Exercise inputs –
________________

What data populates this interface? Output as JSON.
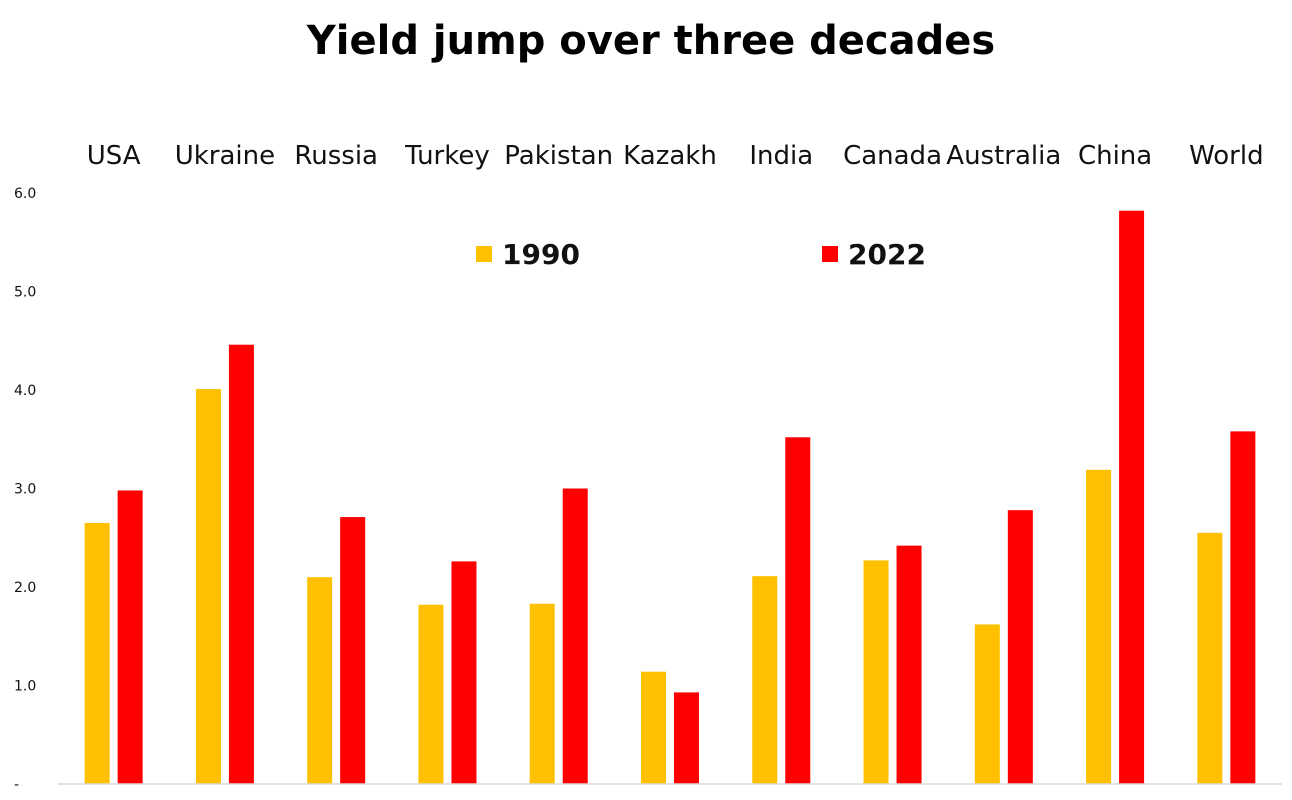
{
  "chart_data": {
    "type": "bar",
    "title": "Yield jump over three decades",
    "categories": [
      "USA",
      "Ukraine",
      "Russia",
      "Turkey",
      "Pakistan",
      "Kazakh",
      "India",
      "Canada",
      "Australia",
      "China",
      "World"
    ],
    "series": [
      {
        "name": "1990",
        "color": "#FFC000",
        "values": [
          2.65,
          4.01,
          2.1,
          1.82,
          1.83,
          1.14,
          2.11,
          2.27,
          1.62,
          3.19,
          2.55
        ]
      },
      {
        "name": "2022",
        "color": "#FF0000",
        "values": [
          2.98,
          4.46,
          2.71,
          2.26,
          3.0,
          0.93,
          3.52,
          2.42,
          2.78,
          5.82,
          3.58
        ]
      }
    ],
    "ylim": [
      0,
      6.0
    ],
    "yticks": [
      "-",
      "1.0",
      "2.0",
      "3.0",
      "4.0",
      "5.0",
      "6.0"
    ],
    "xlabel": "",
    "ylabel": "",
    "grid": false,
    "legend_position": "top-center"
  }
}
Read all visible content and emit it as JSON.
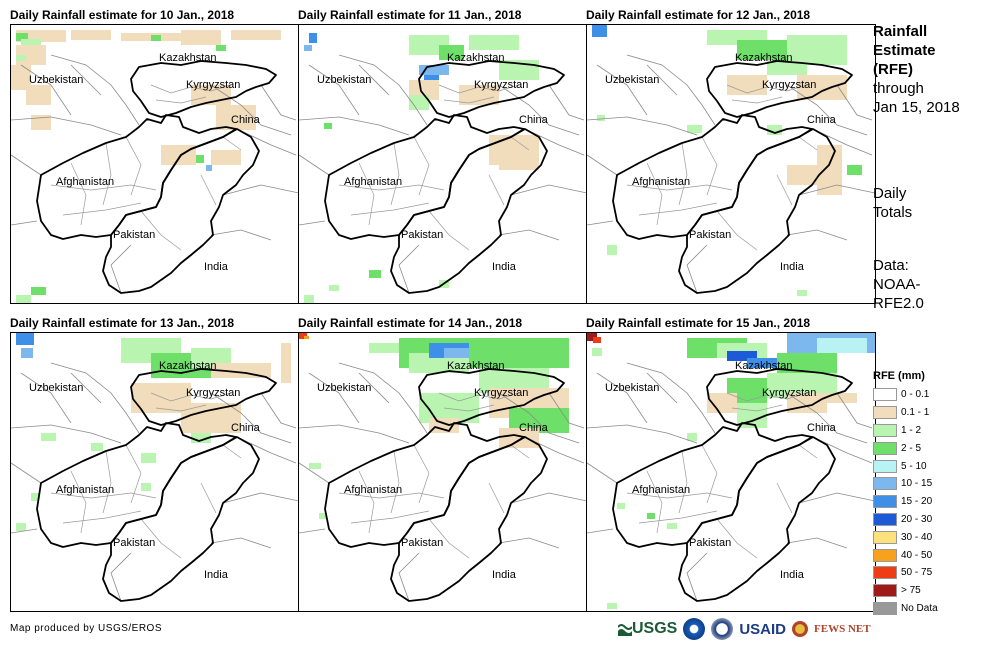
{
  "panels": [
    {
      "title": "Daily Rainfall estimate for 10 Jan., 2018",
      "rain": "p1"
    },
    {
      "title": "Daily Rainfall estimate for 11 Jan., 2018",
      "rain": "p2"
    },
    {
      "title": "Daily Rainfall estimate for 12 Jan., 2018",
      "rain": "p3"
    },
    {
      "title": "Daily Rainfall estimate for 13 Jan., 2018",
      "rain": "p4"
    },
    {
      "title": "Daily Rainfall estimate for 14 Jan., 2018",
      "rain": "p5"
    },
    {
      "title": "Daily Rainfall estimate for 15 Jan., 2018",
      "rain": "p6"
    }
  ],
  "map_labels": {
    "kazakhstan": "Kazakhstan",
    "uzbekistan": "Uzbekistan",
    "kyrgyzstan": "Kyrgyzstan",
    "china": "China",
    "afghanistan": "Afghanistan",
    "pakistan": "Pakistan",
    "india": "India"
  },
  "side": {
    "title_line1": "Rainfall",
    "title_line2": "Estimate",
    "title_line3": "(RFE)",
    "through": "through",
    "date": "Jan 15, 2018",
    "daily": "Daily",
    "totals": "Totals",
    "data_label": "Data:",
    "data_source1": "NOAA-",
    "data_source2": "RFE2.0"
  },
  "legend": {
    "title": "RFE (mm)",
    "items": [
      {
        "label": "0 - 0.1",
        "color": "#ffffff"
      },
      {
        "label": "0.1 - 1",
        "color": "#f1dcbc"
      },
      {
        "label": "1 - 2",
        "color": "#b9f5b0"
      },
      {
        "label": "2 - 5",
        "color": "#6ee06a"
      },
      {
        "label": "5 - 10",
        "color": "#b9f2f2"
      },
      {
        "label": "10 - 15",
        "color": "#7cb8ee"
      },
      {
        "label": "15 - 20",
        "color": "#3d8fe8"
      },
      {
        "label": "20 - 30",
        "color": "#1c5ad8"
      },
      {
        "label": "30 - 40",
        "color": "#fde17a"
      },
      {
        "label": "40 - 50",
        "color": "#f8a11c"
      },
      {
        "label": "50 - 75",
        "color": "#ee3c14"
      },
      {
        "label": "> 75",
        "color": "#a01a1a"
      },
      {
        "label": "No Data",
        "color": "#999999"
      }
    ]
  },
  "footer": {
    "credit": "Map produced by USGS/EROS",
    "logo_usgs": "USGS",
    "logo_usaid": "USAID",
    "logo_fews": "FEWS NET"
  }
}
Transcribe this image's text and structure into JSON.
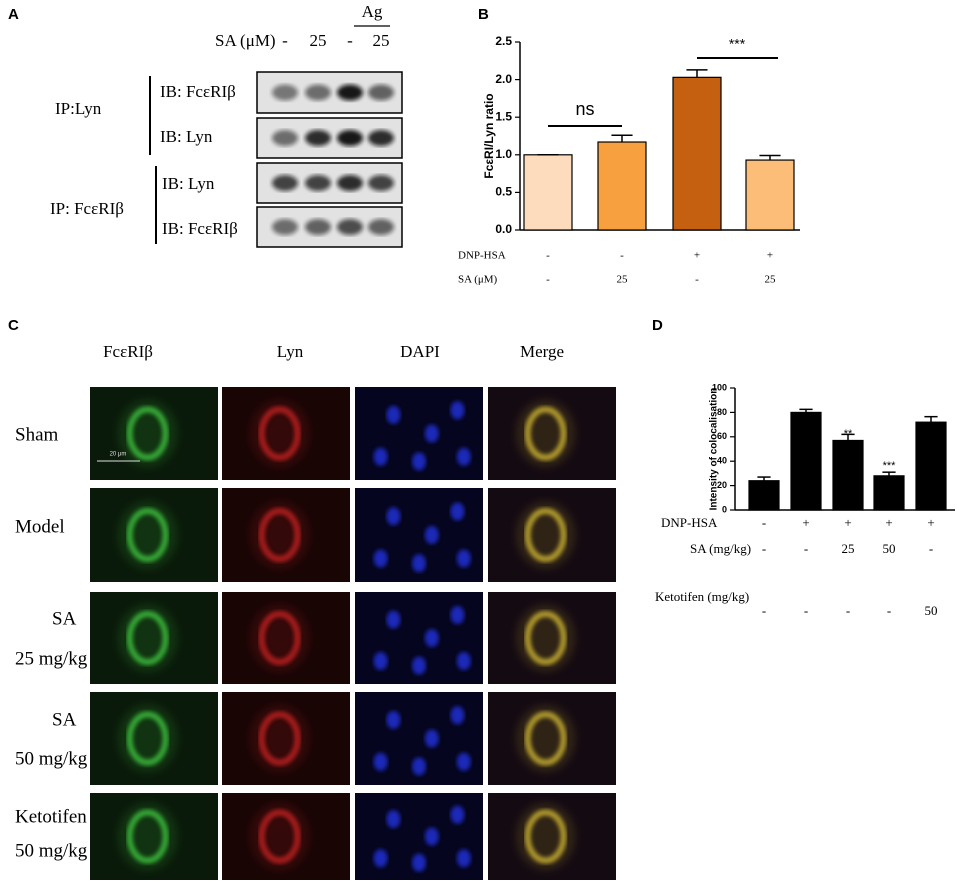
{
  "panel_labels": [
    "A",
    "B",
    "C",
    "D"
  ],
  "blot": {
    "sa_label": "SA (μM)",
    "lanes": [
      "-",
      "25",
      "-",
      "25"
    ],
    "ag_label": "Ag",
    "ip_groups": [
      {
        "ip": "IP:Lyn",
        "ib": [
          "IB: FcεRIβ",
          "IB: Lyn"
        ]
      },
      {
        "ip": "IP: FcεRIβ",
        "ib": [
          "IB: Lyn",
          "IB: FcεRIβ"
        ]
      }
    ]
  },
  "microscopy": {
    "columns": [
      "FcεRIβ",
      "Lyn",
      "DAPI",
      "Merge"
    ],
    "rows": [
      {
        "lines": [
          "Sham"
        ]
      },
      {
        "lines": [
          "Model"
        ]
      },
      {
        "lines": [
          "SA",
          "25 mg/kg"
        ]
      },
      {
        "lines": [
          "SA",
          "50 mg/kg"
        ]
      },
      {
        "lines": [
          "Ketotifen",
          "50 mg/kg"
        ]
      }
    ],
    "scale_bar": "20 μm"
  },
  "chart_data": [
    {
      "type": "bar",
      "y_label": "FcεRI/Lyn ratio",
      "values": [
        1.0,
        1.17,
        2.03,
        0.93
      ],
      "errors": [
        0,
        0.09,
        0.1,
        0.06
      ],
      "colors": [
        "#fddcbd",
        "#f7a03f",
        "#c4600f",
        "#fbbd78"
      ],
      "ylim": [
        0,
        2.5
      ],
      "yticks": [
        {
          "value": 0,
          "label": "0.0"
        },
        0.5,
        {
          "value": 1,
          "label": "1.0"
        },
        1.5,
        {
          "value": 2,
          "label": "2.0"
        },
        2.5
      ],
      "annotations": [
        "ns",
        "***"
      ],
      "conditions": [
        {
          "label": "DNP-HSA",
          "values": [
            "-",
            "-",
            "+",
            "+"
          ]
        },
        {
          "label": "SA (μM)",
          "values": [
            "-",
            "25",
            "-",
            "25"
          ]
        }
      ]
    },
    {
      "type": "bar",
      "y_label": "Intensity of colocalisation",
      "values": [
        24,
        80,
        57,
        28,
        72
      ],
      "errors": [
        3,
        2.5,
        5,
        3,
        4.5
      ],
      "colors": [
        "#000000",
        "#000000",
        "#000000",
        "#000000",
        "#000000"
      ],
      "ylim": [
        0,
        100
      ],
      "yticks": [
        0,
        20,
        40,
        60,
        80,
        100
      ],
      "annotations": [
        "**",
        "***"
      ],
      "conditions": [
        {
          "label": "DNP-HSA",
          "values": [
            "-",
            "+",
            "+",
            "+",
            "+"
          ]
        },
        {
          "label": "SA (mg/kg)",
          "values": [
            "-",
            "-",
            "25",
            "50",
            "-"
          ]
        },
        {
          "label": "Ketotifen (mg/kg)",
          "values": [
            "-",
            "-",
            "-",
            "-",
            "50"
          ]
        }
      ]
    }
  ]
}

________________

Task objective – Write out the full listing verbatim, excluding its pictures.

Answer in full –
What data populates this interface? Output as JSON.
{
  "chart_data": {
    "type": "bar",
    "title": "Yield jump over three decades",
    "categories": [
      "USA",
      "Ukraine",
      "Russia",
      "Turkey",
      "Pakistan",
      "Kazakh",
      "India",
      "Canada",
      "Australia",
      "China",
      "World"
    ],
    "series": [
      {
        "name": "1990",
        "color": "#FFC000",
        "values": [
          2.65,
          4.01,
          2.1,
          1.82,
          1.83,
          1.14,
          2.11,
          2.27,
          1.62,
          3.19,
          2.55
        ]
      },
      {
        "name": "2022",
        "color": "#FF0000",
        "values": [
          2.98,
          4.46,
          2.71,
          2.26,
          3.0,
          0.93,
          3.52,
          2.42,
          2.78,
          5.82,
          3.58
        ]
      }
    ],
    "ylim": [
      0,
      6.0
    ],
    "yticks": [
      "-",
      "1.0",
      "2.0",
      "3.0",
      "4.0",
      "5.0",
      "6.0"
    ],
    "xlabel": "",
    "ylabel": "",
    "grid": false,
    "legend_position": "top-center"
  }
}
Read all visible content and emit it as JSON.
{
  "panels": [
    {
      "title": "Daily Rainfall estimate for 10 Jan., 2018",
      "rain": "p1"
    },
    {
      "title": "Daily Rainfall estimate for 11 Jan., 2018",
      "rain": "p2"
    },
    {
      "title": "Daily Rainfall estimate for 12 Jan., 2018",
      "rain": "p3"
    },
    {
      "title": "Daily Rainfall estimate for 13 Jan., 2018",
      "rain": "p4"
    },
    {
      "title": "Daily Rainfall estimate for 14 Jan., 2018",
      "rain": "p5"
    },
    {
      "title": "Daily Rainfall estimate for 15 Jan., 2018",
      "rain": "p6"
    }
  ],
  "map_labels": {
    "kazakhstan": "Kazakhstan",
    "uzbekistan": "Uzbekistan",
    "kyrgyzstan": "Kyrgyzstan",
    "china": "China",
    "afghanistan": "Afghanistan",
    "pakistan": "Pakistan",
    "india": "India"
  },
  "side": {
    "title_line1": "Rainfall",
    "title_line2": "Estimate",
    "title_line3": "(RFE)",
    "through": "through",
    "date": "Jan 15, 2018",
    "daily": "Daily",
    "totals": "Totals",
    "data_label": "Data:",
    "data_source1": "NOAA-",
    "data_source2": "RFE2.0"
  },
  "legend": {
    "title": "RFE (mm)",
    "items": [
      {
        "label": "0 - 0.1",
        "color": "#ffffff"
      },
      {
        "label": "0.1 - 1",
        "color": "#f1dcbc"
      },
      {
        "label": "1 - 2",
        "color": "#b9f5b0"
      },
      {
        "label": "2 - 5",
        "color": "#6ee06a"
      },
      {
        "label": "5 - 10",
        "color": "#b9f2f2"
      },
      {
        "label": "10 - 15",
        "color": "#7cb8ee"
      },
      {
        "label": "15 - 20",
        "color": "#3d8fe8"
      },
      {
        "label": "20 - 30",
        "color": "#1c5ad8"
      },
      {
        "label": "30 - 40",
        "color": "#fde17a"
      },
      {
        "label": "40 - 50",
        "color": "#f8a11c"
      },
      {
        "label": "50 - 75",
        "color": "#ee3c14"
      },
      {
        "label": "> 75",
        "color": "#a01a1a"
      },
      {
        "label": "No Data",
        "color": "#999999"
      }
    ]
  },
  "footer": {
    "credit": "Map produced by USGS/EROS",
    "logo_usgs": "USGS",
    "logo_usaid": "USAID",
    "logo_fews": "FEWS NET"
  }
}
Transcribe this image's text and structure into JSON.
{
  "panel_labels": [
    "A",
    "B",
    "C",
    "D"
  ],
  "blot": {
    "sa_label": "SA (μM)",
    "lanes": [
      "-",
      "25",
      "-",
      "25"
    ],
    "ag_label": "Ag",
    "ip_groups": [
      {
        "ip": "IP:Lyn",
        "ib": [
          "IB: FcεRIβ",
          "IB: Lyn"
        ]
      },
      {
        "ip": "IP: FcεRIβ",
        "ib": [
          "IB: Lyn",
          "IB: FcεRIβ"
        ]
      }
    ]
  },
  "microscopy": {
    "columns": [
      "FcεRIβ",
      "Lyn",
      "DAPI",
      "Merge"
    ],
    "rows": [
      {
        "lines": [
          "Sham"
        ]
      },
      {
        "lines": [
          "Model"
        ]
      },
      {
        "lines": [
          "SA",
          "25 mg/kg"
        ]
      },
      {
        "lines": [
          "SA",
          "50 mg/kg"
        ]
      },
      {
        "lines": [
          "Ketotifen",
          "50 mg/kg"
        ]
      }
    ],
    "scale_bar": "20 μm"
  },
  "chart_data": [
    {
      "type": "bar",
      "y_label": "FcεRI/Lyn ratio",
      "values": [
        1.0,
        1.17,
        2.03,
        0.93
      ],
      "errors": [
        0,
        0.09,
        0.1,
        0.06
      ],
      "colors": [
        "#fddcbd",
        "#f7a03f",
        "#c4600f",
        "#fbbd78"
      ],
      "ylim": [
        0,
        2.5
      ],
      "yticks": [
        {
          "value": 0,
          "label": "0.0"
        },
        0.5,
        {
          "value": 1,
          "label": "1.0"
        },
        1.5,
        {
          "value": 2,
          "label": "2.0"
        },
        2.5
      ],
      "annotations": [
        "ns",
        "***"
      ],
      "conditions": [
        {
          "label": "DNP-HSA",
          "values": [
            "-",
            "-",
            "+",
            "+"
          ]
        },
        {
          "label": "SA (μM)",
          "values": [
            "-",
            "25",
            "-",
            "25"
          ]
        }
      ]
    },
    {
      "type": "bar",
      "y_label": "Intensity of colocalisation",
      "values": [
        24,
        80,
        57,
        28,
        72
      ],
      "errors": [
        3,
        2.5,
        5,
        3,
        4.5
      ],
      "colors": [
        "#000000",
        "#000000",
        "#000000",
        "#000000",
        "#000000"
      ],
      "ylim": [
        0,
        100
      ],
      "yticks": [
        0,
        20,
        40,
        60,
        80,
        100
      ],
      "annotations": [
        "**",
        "***"
      ],
      "conditions": [
        {
          "label": "DNP-HSA",
          "values": [
            "-",
            "+",
            "+",
            "+",
            "+"
          ]
        },
        {
          "label": "SA (mg/kg)",
          "values": [
            "-",
            "-",
            "25",
            "50",
            "-"
          ]
        },
        {
          "label": "Ketotifen (mg/kg)",
          "values": [
            "-",
            "-",
            "-",
            "-",
            "50"
          ]
        }
      ]
    }
  ]
}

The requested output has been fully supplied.